EXERCISE: Copy every line of the records below word for word, leaving each character unchanged.

Layout element annotations
────────────────────────────────────────

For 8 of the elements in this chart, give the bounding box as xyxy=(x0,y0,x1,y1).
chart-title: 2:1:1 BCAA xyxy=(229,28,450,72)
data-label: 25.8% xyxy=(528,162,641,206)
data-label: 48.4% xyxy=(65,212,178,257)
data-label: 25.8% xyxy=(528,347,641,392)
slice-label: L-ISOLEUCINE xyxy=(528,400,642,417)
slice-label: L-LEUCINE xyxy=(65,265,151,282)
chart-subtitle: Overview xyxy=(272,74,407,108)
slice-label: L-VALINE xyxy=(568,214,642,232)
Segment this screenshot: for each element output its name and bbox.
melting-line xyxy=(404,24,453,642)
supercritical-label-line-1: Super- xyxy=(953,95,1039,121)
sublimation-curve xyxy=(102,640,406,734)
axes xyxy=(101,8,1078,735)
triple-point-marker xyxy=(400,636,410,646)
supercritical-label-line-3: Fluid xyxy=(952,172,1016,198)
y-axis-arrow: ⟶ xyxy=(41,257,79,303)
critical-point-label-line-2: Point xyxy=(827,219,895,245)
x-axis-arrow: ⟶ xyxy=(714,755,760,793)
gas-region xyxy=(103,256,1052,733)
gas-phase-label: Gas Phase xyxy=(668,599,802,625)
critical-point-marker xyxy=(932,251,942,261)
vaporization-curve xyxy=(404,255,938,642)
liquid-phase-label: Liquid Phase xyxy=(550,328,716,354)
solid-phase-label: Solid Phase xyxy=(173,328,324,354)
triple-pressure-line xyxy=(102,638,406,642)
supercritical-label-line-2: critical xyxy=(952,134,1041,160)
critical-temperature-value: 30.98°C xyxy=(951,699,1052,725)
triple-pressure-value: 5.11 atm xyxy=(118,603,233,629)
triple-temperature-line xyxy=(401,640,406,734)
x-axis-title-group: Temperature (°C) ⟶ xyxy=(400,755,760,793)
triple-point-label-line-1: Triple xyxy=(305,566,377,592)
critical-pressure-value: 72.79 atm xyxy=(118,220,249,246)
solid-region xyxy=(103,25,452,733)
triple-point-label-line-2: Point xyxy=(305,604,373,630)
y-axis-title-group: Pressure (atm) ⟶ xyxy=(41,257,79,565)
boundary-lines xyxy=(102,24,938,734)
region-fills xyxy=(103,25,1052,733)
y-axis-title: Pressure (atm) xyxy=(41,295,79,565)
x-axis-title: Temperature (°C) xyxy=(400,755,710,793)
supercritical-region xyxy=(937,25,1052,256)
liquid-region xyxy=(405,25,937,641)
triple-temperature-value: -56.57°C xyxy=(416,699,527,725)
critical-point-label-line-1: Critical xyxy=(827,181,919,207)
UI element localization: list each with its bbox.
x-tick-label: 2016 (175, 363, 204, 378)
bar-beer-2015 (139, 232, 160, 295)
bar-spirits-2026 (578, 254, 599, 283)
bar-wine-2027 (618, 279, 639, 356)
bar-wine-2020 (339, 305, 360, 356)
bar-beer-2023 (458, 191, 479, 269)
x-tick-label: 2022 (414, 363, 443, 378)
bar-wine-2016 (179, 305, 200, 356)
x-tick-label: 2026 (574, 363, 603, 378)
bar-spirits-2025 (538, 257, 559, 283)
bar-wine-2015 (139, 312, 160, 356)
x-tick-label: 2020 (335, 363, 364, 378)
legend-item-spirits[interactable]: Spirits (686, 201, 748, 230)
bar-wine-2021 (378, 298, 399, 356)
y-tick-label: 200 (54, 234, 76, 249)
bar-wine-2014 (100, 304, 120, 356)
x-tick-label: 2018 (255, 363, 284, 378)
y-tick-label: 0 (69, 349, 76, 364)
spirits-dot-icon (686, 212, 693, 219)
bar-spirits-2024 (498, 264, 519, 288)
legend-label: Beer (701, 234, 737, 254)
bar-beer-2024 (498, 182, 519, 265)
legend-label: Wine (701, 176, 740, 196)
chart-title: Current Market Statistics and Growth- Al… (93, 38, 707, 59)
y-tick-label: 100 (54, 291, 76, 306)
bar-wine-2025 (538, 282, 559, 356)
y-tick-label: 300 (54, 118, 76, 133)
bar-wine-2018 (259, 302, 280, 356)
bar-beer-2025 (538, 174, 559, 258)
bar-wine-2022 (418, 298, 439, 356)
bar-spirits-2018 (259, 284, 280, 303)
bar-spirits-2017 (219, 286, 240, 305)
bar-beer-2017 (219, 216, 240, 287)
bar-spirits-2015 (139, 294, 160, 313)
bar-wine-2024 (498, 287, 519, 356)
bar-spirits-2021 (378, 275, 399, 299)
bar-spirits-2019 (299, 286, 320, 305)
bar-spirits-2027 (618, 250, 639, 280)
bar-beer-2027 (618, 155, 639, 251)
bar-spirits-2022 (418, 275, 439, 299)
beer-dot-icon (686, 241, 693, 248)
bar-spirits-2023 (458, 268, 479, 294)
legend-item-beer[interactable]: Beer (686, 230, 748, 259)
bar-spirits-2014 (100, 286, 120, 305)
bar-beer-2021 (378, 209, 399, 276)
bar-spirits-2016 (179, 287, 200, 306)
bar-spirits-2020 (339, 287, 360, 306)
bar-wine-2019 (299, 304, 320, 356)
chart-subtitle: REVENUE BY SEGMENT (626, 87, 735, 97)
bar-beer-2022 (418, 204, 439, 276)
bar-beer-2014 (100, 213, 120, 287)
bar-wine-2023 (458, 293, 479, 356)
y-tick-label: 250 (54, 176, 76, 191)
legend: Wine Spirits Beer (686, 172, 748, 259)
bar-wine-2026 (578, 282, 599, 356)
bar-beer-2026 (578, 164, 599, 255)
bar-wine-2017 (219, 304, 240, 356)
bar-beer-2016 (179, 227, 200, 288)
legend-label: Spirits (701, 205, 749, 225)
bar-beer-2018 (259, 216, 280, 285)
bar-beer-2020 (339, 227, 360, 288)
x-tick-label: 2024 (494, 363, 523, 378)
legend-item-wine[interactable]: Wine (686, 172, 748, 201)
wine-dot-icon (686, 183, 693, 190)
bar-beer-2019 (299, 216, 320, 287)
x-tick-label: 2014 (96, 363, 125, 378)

────────────────────────────────────────

FULL OUTPUT:
For 8 of the elements in this chart, give the bounding box as xyxy=(x0,y0,x1,y1).
chart-title: 2:1:1 BCAA xyxy=(229,28,450,72)
data-label: 25.8% xyxy=(528,162,641,206)
data-label: 48.4% xyxy=(65,212,178,257)
data-label: 25.8% xyxy=(528,347,641,392)
slice-label: L-ISOLEUCINE xyxy=(528,400,642,417)
slice-label: L-LEUCINE xyxy=(65,265,151,282)
chart-subtitle: Overview xyxy=(272,74,407,108)
slice-label: L-VALINE xyxy=(568,214,642,232)
Segment this screenshot: for each element output its name and bbox.
melting-line xyxy=(404,24,453,642)
supercritical-label-line-1: Super- xyxy=(953,95,1039,121)
sublimation-curve xyxy=(102,640,406,734)
axes xyxy=(101,8,1078,735)
triple-point-marker xyxy=(400,636,410,646)
supercritical-label-line-3: Fluid xyxy=(952,172,1016,198)
y-axis-arrow: ⟶ xyxy=(41,257,79,303)
critical-point-label-line-2: Point xyxy=(827,219,895,245)
x-axis-arrow: ⟶ xyxy=(714,755,760,793)
gas-region xyxy=(103,256,1052,733)
gas-phase-label: Gas Phase xyxy=(668,599,802,625)
critical-point-marker xyxy=(932,251,942,261)
vaporization-curve xyxy=(404,255,938,642)
liquid-phase-label: Liquid Phase xyxy=(550,328,716,354)
solid-phase-label: Solid Phase xyxy=(173,328,324,354)
triple-pressure-line xyxy=(102,638,406,642)
supercritical-label-line-2: critical xyxy=(952,134,1041,160)
critical-temperature-value: 30.98°C xyxy=(951,699,1052,725)
triple-pressure-value: 5.11 atm xyxy=(118,603,233,629)
triple-temperature-line xyxy=(401,640,406,734)
x-axis-title-group: Temperature (°C) ⟶ xyxy=(400,755,760,793)
triple-point-label-line-1: Triple xyxy=(305,566,377,592)
critical-pressure-value: 72.79 atm xyxy=(118,220,249,246)
solid-region xyxy=(103,25,452,733)
triple-point-label-line-2: Point xyxy=(305,604,373,630)
y-axis-title-group: Pressure (atm) ⟶ xyxy=(41,257,79,565)
boundary-lines xyxy=(102,24,938,734)
region-fills xyxy=(103,25,1052,733)
y-axis-title: Pressure (atm) xyxy=(41,295,79,565)
x-axis-title: Temperature (°C) xyxy=(400,755,710,793)
supercritical-region xyxy=(937,25,1052,256)
liquid-region xyxy=(405,25,937,641)
triple-temperature-value: -56.57°C xyxy=(416,699,527,725)
critical-point-label-line-1: Critical xyxy=(827,181,919,207)
UI element localization: list each with its bbox.
x-tick-label: 2016 (175, 363, 204, 378)
bar-beer-2015 (139, 232, 160, 295)
bar-spirits-2026 (578, 254, 599, 283)
bar-wine-2027 (618, 279, 639, 356)
bar-wine-2020 (339, 305, 360, 356)
bar-beer-2023 (458, 191, 479, 269)
x-tick-label: 2022 (414, 363, 443, 378)
bar-wine-2016 (179, 305, 200, 356)
x-tick-label: 2026 (574, 363, 603, 378)
bar-spirits-2025 (538, 257, 559, 283)
bar-wine-2015 (139, 312, 160, 356)
x-tick-label: 2020 (335, 363, 364, 378)
legend-item-spirits[interactable]: Spirits (686, 201, 748, 230)
bar-wine-2021 (378, 298, 399, 356)
y-tick-label: 200 (54, 234, 76, 249)
bar-wine-2014 (100, 304, 120, 356)
x-tick-label: 2018 (255, 363, 284, 378)
y-tick-label: 0 (69, 349, 76, 364)
spirits-dot-icon (686, 212, 693, 219)
bar-spirits-2024 (498, 264, 519, 288)
legend-label: Beer (701, 234, 737, 254)
bar-beer-2024 (498, 182, 519, 265)
legend-label: Wine (701, 176, 740, 196)
chart-title: Current Market Statistics and Growth- Al… (93, 38, 707, 59)
y-tick-label: 100 (54, 291, 76, 306)
bar-wine-2025 (538, 282, 559, 356)
y-tick-label: 300 (54, 118, 76, 133)
bar-wine-2018 (259, 302, 280, 356)
bar-beer-2025 (538, 174, 559, 258)
bar-wine-2022 (418, 298, 439, 356)
bar-spirits-2018 (259, 284, 280, 303)
bar-spirits-2017 (219, 286, 240, 305)
bar-beer-2017 (219, 216, 240, 287)
bar-spirits-2015 (139, 294, 160, 313)
bar-wine-2024 (498, 287, 519, 356)
bar-spirits-2021 (378, 275, 399, 299)
bar-spirits-2019 (299, 286, 320, 305)
bar-spirits-2027 (618, 250, 639, 280)
bar-beer-2027 (618, 155, 639, 251)
bar-spirits-2022 (418, 275, 439, 299)
beer-dot-icon (686, 241, 693, 248)
bar-spirits-2023 (458, 268, 479, 294)
legend-item-beer[interactable]: Beer (686, 230, 748, 259)
bar-spirits-2014 (100, 286, 120, 305)
bar-beer-2021 (378, 209, 399, 276)
bar-spirits-2016 (179, 287, 200, 306)
bar-spirits-2020 (339, 287, 360, 306)
bar-wine-2019 (299, 304, 320, 356)
chart-subtitle: REVENUE BY SEGMENT (626, 87, 735, 97)
bar-beer-2022 (418, 204, 439, 276)
bar-beer-2014 (100, 213, 120, 287)
bar-wine-2023 (458, 293, 479, 356)
y-tick-label: 250 (54, 176, 76, 191)
legend: Wine Spirits Beer (686, 172, 748, 259)
bar-wine-2026 (578, 282, 599, 356)
bar-beer-2026 (578, 164, 599, 255)
bar-wine-2017 (219, 304, 240, 356)
bar-beer-2016 (179, 227, 200, 288)
legend-label: Spirits (701, 205, 749, 225)
bar-beer-2018 (259, 216, 280, 285)
bar-beer-2020 (339, 227, 360, 288)
x-tick-label: 2024 (494, 363, 523, 378)
legend-item-wine[interactable]: Wine (686, 172, 748, 201)
wine-dot-icon (686, 183, 693, 190)
bar-beer-2019 (299, 216, 320, 287)
x-tick-label: 2014 (96, 363, 125, 378)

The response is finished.